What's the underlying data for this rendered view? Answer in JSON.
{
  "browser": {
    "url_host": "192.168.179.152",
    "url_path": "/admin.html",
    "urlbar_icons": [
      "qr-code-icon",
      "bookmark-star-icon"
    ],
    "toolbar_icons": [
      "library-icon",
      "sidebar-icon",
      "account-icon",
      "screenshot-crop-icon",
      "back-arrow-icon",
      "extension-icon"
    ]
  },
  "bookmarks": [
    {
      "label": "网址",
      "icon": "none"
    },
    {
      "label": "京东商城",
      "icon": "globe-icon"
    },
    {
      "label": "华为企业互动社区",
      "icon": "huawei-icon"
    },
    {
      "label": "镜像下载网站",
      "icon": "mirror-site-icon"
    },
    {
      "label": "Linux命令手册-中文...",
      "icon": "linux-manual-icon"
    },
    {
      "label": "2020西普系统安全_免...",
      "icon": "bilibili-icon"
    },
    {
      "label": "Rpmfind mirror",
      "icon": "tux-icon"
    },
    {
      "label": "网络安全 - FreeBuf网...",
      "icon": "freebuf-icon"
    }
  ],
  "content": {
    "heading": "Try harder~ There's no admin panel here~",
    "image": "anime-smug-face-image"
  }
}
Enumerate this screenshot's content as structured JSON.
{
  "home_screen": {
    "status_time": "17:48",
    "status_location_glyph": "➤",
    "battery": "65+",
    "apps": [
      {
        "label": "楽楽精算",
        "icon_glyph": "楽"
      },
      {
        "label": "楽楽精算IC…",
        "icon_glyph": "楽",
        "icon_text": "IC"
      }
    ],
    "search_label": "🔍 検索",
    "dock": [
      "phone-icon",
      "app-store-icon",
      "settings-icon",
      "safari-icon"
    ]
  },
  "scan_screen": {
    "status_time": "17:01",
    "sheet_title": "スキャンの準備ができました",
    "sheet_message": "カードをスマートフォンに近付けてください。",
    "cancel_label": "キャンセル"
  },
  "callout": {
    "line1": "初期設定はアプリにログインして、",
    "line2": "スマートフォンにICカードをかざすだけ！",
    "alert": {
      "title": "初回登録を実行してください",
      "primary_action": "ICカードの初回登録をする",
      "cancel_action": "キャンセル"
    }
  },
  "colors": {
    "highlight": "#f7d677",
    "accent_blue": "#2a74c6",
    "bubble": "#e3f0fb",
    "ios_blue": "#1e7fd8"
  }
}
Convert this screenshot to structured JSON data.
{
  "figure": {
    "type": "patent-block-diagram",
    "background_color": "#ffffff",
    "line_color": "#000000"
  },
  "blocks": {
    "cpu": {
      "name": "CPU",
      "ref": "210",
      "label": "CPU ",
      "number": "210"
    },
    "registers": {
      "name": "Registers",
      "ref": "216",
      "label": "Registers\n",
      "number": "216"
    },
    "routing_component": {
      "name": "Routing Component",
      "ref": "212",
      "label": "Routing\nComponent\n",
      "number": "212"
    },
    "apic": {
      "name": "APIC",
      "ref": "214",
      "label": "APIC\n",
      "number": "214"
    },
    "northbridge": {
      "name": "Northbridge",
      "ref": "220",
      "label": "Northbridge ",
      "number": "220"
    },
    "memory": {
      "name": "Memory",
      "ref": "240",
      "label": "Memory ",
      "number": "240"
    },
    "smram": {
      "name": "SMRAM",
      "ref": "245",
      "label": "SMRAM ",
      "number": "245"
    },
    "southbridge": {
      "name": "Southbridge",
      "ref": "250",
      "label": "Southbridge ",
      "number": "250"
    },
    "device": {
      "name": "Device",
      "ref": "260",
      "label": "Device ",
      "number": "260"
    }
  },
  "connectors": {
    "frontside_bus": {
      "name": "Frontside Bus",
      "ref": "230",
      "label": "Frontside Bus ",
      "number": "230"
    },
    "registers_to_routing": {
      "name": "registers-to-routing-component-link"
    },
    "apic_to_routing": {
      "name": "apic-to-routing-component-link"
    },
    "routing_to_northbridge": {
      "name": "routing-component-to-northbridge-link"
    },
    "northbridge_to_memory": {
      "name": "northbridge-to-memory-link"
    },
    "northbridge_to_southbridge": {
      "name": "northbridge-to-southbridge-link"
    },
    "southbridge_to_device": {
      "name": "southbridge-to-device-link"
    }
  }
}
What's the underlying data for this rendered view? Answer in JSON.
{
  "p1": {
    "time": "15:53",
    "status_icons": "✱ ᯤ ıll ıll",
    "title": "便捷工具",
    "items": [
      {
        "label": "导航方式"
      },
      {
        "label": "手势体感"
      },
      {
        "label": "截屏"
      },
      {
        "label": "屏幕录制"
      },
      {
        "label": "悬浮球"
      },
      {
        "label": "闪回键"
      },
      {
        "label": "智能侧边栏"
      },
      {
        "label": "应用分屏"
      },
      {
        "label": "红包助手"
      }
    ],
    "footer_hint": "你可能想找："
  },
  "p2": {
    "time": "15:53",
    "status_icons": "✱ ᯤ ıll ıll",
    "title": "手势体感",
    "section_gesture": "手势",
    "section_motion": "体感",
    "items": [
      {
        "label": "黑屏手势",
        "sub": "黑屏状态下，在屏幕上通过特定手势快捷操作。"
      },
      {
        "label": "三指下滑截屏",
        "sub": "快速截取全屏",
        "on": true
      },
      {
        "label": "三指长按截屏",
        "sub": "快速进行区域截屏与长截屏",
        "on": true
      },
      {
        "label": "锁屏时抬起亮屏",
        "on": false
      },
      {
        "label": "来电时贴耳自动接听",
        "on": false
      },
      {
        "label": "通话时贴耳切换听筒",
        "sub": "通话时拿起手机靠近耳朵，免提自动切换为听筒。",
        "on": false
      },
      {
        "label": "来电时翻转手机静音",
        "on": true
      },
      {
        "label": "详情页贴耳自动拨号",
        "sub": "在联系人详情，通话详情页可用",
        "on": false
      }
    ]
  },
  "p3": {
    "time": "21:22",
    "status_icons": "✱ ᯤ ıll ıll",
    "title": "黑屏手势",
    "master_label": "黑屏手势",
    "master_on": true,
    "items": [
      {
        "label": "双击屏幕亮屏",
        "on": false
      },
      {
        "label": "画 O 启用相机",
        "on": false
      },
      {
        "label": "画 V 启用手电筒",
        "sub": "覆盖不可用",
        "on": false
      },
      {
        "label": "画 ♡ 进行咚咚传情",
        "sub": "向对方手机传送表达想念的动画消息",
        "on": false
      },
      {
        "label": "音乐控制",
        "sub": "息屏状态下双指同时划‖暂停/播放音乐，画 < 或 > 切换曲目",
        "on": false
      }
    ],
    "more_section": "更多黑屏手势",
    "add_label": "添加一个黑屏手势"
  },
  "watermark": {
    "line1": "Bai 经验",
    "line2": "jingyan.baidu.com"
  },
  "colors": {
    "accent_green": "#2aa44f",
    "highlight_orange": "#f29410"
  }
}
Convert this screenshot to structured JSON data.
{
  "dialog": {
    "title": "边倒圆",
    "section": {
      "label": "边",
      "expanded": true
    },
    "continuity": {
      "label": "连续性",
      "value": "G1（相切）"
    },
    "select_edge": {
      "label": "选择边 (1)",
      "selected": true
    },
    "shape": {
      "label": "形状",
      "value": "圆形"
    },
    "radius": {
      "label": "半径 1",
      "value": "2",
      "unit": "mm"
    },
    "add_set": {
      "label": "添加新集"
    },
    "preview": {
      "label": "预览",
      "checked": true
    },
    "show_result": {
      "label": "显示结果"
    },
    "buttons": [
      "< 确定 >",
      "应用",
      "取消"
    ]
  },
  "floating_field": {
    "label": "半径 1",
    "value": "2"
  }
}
##############################
* [What needs to be done] Which lines contain the word "number"? Copy each of them.

* [Reply to the exercise]
      "number": "210"
      "number": "216"
      "number": "212"
      "number": "214"
      "number": "220"
      "number": "240"
      "number": "245"
      "number": "250"
      "number": "260"
      "number": "230"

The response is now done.